▶ **Exercise description**
Write out every entry exactly as it stands.

Data excerpts:
* Begin *

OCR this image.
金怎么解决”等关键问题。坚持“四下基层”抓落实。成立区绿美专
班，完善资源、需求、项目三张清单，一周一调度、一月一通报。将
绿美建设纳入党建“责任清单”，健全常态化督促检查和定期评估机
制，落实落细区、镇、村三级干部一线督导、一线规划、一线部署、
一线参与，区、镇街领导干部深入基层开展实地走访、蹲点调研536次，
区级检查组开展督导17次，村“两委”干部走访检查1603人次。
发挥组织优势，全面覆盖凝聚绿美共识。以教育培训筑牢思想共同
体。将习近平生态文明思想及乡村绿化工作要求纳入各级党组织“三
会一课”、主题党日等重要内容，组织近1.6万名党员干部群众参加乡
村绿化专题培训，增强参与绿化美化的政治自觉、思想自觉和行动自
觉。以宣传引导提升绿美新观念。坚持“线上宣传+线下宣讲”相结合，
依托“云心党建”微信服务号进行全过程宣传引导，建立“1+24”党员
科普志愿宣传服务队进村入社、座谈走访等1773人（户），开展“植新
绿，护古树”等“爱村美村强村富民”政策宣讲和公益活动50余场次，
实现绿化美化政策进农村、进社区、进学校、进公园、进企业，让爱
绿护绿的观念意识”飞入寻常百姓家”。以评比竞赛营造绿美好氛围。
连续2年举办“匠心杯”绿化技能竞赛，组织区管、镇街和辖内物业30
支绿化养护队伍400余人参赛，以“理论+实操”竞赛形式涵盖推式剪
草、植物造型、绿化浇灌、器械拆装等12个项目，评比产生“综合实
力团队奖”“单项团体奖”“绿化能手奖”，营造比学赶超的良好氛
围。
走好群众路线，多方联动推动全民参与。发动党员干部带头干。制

* End *

▶ **Complete answer**
OCR this image.
金怎么解决”等关键问题。坚持“四下基层”抓落实。成立区绿美专
班，完善资源、需求、项目三张清单，一周一调度、一月一通报。将
绿美建设纳入党建“责任清单”，健全常态化督促检查和定期评估机
制，落实落细区、镇、村三级干部一线督导、一线规划、一线部署、
一线参与，区、镇街领导干部深入基层开展实地走访、蹲点调研536次，
区级检查组开展督导17次，村“两委”干部走访检查1603人次。
发挥组织优势，全面覆盖凝聚绿美共识。以教育培训筑牢思想共同
体。将习近平生态文明思想及乡村绿化工作要求纳入各级党组织“三
会一课”、主题党日等重要内容，组织近1.6万名党员干部群众参加乡
村绿化专题培训，增强参与绿化美化的政治自觉、思想自觉和行动自
觉。以宣传引导提升绿美新观念。坚持“线上宣传+线下宣讲”相结合，
依托“云心党建”微信服务号进行全过程宣传引导，建立“1+24”党员
科普志愿宣传服务队进村入社、座谈走访等1773人（户），开展“植新
绿，护古树”等“爱村美村强村富民”政策宣讲和公益活动50余场次，
实现绿化美化政策进农村、进社区、进学校、进公园、进企业，让爱
绿护绿的观念意识”飞入寻常百姓家”。以评比竞赛营造绿美好氛围。
连续2年举办“匠心杯”绿化技能竞赛，组织区管、镇街和辖内物业30
支绿化养护队伍400余人参赛，以“理论+实操”竞赛形式涵盖推式剪
草、植物造型、绿化浇灌、器械拆装等12个项目，评比产生“综合实
力团队奖”“单项团体奖”“绿化能手奖”，营造比学赶超的良好氛
围。
走好群众路线，多方联动推动全民参与。发动党员干部带头干。制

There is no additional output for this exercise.